_Written problem:_ Pull out every line of the listing below where "Priority" appears.

_ _ _

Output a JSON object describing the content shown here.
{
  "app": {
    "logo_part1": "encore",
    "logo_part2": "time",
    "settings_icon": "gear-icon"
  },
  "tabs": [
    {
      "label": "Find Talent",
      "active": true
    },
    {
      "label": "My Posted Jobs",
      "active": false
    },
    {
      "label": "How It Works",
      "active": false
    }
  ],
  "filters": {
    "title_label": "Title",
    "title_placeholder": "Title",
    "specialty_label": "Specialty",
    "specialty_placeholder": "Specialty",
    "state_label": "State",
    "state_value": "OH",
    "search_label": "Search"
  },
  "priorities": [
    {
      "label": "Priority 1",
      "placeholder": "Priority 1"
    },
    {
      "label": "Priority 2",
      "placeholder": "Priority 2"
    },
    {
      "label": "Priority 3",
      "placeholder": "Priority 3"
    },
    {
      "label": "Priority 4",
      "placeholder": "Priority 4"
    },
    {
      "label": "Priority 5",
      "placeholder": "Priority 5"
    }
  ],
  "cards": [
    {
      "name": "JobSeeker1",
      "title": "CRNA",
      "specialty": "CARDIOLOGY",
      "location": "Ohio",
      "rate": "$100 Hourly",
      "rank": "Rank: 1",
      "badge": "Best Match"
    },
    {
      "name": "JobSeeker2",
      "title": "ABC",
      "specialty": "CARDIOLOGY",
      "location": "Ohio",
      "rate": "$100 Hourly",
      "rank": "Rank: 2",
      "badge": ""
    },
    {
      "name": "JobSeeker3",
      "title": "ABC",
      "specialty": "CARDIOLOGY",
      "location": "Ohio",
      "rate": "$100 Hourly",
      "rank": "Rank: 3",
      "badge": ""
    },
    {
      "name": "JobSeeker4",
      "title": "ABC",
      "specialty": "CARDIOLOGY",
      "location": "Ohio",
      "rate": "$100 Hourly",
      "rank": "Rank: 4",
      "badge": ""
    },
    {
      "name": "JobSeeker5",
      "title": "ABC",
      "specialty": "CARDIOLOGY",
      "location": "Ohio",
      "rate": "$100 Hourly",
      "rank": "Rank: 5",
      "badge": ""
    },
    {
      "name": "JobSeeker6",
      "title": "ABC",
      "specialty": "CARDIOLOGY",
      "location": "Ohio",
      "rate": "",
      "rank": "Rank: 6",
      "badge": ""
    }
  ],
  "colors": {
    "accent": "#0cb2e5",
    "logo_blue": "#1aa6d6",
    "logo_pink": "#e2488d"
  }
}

_ _ _

_The completed task:_
      "label": "Priority 1",
      "placeholder": "Priority 1"
      "label": "Priority 2",
      "placeholder": "Priority 2"
      "label": "Priority 3",
      "placeholder": "Priority 3"
      "label": "Priority 4",
      "placeholder": "Priority 4"
      "label": "Priority 5",
      "placeholder": "Priority 5"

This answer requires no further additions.